WORK REQUIRED: Find the lines with "Deflator" in them and copy them out.

Stored items from a collection:
•••

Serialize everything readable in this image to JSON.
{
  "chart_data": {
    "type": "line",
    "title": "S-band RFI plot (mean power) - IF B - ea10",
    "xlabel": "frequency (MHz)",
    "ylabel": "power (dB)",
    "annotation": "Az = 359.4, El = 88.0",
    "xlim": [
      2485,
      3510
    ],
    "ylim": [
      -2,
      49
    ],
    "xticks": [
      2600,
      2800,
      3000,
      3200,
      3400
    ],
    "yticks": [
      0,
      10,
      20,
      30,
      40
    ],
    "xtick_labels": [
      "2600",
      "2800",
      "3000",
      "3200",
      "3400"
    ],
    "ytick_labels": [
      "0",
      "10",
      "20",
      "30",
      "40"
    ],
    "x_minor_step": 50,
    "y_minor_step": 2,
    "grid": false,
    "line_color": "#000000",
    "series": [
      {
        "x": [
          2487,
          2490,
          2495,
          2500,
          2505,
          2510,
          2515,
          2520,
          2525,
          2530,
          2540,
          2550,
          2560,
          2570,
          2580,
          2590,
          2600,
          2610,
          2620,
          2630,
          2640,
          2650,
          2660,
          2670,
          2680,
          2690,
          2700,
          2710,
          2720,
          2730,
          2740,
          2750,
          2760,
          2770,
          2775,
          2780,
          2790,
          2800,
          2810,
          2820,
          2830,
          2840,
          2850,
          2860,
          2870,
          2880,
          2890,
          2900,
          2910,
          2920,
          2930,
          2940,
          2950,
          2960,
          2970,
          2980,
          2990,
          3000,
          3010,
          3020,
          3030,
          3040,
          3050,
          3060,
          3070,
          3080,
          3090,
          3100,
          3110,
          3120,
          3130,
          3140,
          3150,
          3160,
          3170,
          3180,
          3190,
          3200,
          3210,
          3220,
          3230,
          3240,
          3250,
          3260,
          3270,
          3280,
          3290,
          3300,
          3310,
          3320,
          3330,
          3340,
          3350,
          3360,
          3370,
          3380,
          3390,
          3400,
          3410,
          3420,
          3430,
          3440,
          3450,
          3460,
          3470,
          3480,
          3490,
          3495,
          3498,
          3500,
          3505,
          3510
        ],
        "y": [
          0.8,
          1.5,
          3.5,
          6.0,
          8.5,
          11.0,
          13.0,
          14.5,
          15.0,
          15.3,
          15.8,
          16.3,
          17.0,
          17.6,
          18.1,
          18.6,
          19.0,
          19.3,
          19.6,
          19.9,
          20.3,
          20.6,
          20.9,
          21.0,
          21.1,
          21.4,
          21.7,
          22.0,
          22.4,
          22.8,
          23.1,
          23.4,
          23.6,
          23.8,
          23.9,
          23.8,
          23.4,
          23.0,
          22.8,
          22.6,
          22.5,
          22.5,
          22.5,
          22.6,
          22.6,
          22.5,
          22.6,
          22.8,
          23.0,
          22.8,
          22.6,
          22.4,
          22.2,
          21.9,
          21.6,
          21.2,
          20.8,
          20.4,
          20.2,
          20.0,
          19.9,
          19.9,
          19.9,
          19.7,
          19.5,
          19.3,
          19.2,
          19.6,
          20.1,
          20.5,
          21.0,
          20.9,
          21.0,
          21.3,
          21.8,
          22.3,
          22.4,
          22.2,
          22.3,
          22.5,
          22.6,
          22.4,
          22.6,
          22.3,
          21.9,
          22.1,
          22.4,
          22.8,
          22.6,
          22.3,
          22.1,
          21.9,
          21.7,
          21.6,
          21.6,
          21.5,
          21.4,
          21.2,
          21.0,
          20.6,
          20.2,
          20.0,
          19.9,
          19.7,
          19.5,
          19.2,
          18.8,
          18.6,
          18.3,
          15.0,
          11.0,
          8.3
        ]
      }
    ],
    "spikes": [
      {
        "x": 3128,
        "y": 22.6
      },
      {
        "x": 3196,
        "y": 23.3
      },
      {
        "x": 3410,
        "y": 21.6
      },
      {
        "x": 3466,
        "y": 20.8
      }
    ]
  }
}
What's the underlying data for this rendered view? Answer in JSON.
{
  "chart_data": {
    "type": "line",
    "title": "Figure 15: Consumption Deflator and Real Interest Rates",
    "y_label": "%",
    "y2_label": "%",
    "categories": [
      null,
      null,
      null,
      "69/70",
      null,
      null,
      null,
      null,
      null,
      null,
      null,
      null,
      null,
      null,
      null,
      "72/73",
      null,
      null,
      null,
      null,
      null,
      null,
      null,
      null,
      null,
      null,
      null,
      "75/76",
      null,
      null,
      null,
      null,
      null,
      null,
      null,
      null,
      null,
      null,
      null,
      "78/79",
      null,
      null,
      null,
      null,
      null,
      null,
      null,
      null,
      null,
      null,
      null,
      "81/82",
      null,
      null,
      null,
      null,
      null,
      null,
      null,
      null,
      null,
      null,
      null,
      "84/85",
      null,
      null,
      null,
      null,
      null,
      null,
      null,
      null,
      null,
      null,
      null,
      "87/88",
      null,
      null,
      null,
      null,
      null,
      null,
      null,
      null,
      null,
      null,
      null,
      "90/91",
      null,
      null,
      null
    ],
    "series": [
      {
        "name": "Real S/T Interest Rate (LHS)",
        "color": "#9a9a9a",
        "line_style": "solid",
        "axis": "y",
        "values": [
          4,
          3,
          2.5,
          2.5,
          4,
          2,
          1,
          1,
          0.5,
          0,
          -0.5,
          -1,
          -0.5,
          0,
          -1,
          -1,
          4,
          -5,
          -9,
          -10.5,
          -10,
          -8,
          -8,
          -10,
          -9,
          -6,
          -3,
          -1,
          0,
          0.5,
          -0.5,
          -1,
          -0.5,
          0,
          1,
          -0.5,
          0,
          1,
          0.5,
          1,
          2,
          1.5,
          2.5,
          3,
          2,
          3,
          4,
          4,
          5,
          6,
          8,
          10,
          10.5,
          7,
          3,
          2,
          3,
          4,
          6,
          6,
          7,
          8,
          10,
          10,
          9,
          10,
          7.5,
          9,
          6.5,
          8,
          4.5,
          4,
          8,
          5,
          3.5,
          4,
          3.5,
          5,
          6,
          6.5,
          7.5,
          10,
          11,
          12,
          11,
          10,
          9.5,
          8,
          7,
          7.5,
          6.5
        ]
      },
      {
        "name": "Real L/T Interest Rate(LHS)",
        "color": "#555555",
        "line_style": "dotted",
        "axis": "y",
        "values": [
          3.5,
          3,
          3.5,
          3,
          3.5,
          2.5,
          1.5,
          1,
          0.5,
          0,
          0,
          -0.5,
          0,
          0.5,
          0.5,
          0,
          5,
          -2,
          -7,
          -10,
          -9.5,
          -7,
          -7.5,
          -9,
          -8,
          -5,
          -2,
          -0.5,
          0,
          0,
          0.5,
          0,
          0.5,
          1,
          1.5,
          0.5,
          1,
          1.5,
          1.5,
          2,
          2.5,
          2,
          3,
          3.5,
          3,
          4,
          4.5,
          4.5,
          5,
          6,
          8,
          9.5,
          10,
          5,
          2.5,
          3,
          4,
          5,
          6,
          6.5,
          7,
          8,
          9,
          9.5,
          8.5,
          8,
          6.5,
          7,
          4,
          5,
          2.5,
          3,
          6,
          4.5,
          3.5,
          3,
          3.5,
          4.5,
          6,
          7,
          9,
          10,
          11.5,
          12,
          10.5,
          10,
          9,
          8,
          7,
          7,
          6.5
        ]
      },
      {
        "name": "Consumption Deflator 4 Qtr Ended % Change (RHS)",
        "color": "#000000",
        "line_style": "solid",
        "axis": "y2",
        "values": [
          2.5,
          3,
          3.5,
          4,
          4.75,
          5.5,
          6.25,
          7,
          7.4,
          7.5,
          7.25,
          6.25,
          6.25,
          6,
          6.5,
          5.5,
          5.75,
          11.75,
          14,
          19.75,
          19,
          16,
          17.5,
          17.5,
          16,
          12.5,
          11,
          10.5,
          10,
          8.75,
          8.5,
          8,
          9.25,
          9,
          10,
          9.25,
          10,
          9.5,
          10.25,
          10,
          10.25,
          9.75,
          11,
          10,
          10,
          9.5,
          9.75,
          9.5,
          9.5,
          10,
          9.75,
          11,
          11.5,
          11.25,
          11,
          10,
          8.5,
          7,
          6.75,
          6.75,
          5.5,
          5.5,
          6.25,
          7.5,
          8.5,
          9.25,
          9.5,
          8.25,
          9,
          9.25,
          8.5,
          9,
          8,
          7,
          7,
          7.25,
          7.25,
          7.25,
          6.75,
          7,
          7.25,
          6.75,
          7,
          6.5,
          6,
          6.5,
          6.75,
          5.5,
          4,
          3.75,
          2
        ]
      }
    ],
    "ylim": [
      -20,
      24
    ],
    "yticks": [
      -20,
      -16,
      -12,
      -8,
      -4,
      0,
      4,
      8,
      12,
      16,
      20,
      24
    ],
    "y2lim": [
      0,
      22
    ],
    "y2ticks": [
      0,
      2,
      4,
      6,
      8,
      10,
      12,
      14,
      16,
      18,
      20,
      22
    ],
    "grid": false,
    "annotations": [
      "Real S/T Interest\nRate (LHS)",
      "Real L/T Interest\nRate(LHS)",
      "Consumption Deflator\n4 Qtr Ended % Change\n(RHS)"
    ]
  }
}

•••

SOLVED EXERCISE:
    "title": "Figure 15: Consumption Deflator and Real Interest Rates",
        "name": "Consumption Deflator 4 Qtr Ended % Change (RHS)",
      "Consumption Deflator\n4 Qtr Ended % Change\n(RHS)"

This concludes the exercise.